■ To be done ■
Pick out and copy every line below that has the word "Filter".

(Chart and figure data)
========
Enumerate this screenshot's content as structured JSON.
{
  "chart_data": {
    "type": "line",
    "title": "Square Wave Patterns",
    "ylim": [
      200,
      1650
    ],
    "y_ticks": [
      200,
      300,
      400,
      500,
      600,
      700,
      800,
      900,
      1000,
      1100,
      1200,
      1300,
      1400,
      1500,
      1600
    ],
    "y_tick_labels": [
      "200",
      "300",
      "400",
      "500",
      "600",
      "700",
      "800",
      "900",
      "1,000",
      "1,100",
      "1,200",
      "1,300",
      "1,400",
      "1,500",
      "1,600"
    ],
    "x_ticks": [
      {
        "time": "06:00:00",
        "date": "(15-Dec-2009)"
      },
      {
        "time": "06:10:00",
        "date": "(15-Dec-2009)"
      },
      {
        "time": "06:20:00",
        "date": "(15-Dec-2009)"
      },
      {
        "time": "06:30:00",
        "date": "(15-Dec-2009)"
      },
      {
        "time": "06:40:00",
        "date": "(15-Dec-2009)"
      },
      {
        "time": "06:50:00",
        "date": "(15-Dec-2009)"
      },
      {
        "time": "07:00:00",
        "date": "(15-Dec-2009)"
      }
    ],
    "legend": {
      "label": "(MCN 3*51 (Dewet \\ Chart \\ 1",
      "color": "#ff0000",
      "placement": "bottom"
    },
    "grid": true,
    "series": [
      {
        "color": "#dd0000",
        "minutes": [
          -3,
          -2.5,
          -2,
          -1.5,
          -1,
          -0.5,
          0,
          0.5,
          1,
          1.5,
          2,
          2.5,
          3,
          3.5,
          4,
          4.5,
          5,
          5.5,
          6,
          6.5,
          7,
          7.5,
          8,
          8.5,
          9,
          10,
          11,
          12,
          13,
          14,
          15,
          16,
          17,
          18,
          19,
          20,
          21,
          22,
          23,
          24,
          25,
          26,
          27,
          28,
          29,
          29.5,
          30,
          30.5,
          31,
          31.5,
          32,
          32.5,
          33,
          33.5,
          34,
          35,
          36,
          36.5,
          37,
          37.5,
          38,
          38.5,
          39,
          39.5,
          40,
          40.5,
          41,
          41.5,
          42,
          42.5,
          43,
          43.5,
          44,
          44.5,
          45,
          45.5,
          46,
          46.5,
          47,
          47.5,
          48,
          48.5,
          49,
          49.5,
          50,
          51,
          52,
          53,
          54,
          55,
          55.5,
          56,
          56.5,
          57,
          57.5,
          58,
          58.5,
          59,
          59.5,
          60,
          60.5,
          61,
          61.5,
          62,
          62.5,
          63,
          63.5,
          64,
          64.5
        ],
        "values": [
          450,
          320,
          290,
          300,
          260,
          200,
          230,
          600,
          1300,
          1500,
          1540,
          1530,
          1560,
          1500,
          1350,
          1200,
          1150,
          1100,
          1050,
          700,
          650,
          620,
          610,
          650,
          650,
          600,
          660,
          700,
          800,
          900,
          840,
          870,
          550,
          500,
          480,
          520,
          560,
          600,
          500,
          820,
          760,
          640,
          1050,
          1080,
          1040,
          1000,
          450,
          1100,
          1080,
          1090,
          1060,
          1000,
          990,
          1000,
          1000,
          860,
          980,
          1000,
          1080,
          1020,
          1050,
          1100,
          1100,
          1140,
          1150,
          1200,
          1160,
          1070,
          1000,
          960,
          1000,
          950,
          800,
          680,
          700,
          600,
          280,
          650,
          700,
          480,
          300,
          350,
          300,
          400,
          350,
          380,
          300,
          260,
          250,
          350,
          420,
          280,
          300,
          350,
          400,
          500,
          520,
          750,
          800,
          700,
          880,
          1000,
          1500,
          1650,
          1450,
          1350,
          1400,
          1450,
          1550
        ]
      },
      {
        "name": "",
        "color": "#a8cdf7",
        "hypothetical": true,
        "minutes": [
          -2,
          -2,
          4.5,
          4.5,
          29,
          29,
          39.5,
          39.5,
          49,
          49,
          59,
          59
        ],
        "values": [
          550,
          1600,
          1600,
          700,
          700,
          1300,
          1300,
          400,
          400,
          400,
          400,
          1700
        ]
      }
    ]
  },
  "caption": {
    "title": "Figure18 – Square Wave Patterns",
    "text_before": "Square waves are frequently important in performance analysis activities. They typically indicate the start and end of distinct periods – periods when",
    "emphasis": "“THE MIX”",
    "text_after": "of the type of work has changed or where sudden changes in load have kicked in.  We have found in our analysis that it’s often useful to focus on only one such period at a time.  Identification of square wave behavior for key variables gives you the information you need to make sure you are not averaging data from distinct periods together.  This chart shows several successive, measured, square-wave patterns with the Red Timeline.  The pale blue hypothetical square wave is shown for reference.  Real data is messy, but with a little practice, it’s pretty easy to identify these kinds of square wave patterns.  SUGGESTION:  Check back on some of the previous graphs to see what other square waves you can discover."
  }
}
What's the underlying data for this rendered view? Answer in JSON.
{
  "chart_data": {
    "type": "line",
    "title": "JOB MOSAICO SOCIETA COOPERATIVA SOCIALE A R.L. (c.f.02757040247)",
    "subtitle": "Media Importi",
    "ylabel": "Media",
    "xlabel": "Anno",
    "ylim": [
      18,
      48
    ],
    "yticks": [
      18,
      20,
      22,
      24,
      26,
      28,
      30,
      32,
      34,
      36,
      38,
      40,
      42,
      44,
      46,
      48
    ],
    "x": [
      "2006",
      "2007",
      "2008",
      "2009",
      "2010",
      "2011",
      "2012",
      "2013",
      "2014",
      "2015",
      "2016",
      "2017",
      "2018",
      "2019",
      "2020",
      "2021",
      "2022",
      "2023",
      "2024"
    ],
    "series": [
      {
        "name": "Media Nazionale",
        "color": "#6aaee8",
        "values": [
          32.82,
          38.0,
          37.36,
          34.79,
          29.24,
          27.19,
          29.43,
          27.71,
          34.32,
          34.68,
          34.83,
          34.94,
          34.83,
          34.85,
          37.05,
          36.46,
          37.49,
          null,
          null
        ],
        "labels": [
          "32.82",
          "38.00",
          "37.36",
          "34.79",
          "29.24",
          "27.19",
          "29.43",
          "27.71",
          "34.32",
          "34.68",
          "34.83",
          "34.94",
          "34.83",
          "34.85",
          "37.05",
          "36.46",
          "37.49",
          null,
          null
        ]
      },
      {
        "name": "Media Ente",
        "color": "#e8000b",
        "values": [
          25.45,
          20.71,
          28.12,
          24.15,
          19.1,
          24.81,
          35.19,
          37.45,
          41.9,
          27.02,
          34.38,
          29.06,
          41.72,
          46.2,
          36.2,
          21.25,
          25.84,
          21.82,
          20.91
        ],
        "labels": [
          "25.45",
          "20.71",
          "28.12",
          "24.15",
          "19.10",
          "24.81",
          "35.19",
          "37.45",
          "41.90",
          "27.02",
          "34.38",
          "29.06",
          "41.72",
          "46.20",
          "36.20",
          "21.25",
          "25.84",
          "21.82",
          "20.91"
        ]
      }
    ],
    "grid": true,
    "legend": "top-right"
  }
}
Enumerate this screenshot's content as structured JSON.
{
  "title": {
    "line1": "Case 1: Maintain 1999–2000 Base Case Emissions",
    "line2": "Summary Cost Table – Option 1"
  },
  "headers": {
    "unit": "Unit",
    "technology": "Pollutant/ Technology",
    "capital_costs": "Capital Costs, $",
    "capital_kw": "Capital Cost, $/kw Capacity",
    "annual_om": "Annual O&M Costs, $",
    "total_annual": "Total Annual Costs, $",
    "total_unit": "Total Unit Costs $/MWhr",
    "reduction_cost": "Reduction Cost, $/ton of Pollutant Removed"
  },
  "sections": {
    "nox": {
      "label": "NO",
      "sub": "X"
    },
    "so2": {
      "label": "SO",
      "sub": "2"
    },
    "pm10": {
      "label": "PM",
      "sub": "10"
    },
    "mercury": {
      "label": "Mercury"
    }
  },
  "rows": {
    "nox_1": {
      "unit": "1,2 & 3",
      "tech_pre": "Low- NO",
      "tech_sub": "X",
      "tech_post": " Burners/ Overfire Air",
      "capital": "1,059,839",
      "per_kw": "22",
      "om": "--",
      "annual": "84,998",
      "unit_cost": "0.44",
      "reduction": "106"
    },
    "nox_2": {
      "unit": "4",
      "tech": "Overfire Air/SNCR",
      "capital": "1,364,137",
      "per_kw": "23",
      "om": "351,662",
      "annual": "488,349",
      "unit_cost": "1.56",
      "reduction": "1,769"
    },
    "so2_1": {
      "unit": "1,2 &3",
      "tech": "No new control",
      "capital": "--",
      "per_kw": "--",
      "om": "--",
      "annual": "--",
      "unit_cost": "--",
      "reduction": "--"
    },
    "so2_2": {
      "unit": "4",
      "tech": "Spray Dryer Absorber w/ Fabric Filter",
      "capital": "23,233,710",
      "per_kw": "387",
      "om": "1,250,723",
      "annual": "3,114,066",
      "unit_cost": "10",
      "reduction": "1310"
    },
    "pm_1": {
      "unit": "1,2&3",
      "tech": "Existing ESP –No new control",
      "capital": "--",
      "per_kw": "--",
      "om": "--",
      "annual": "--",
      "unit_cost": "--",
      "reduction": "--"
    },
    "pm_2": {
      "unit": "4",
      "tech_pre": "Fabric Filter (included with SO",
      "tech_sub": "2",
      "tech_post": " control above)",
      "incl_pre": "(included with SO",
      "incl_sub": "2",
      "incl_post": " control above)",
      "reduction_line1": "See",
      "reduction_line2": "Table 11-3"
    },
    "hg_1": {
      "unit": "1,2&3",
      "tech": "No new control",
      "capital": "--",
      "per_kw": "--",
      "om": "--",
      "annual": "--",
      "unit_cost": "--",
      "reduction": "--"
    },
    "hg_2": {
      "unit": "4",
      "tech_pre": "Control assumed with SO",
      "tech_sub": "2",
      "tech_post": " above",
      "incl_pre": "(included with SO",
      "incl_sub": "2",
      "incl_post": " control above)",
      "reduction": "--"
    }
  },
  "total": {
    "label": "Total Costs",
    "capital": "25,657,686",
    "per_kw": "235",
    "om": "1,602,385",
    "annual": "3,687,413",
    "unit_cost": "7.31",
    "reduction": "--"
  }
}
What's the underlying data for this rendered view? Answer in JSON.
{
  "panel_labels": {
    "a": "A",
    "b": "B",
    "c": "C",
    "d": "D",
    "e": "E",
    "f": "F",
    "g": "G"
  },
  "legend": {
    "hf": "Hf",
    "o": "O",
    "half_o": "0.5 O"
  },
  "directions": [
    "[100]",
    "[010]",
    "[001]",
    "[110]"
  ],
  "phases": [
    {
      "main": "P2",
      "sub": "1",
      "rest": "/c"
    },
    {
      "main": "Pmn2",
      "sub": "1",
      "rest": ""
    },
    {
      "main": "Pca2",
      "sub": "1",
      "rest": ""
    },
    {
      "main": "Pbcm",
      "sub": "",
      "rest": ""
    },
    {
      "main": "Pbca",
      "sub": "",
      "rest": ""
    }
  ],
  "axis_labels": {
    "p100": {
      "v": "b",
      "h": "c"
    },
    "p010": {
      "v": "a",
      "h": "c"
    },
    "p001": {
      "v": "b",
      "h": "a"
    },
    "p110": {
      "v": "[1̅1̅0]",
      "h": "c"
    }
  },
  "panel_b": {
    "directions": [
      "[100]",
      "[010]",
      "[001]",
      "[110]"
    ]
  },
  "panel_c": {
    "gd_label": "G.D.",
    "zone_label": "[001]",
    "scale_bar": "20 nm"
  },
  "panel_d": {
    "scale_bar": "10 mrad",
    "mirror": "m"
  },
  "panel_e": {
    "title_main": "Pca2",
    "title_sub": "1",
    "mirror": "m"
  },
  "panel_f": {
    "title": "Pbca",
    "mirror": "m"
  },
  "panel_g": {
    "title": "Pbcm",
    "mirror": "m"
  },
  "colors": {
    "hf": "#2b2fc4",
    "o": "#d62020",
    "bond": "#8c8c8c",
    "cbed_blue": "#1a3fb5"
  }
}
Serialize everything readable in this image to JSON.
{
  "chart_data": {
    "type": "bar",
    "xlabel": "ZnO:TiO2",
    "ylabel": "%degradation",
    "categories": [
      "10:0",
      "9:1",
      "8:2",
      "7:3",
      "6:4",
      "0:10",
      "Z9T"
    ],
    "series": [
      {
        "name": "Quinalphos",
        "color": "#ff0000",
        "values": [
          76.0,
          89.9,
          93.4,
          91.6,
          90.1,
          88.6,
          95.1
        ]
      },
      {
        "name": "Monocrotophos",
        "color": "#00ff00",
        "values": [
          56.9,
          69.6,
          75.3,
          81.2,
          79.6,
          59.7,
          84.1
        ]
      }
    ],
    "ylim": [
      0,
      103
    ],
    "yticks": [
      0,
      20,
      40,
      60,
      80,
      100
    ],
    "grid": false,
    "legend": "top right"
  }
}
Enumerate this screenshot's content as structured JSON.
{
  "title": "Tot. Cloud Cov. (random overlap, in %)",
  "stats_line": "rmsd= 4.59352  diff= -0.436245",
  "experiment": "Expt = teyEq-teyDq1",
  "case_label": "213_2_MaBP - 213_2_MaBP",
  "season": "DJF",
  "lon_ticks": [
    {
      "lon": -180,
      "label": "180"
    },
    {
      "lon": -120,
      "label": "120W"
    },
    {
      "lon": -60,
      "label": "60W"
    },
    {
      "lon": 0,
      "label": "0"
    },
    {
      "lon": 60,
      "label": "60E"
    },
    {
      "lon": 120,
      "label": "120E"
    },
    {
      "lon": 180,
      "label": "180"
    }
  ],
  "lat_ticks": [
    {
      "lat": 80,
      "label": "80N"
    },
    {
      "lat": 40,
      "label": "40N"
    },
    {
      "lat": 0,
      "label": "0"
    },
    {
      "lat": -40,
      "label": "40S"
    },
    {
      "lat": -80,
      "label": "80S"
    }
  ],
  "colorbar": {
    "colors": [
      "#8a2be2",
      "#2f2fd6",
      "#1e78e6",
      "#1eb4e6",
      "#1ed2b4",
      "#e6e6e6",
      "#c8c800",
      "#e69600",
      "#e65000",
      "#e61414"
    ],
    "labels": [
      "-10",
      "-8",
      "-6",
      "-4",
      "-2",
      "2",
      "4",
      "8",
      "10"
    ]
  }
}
========
■ Task answer ■
      "tech": "Spray Dryer Absorber w/ Fabric Filter",
      "tech_pre": "Fabric Filter (included with SO",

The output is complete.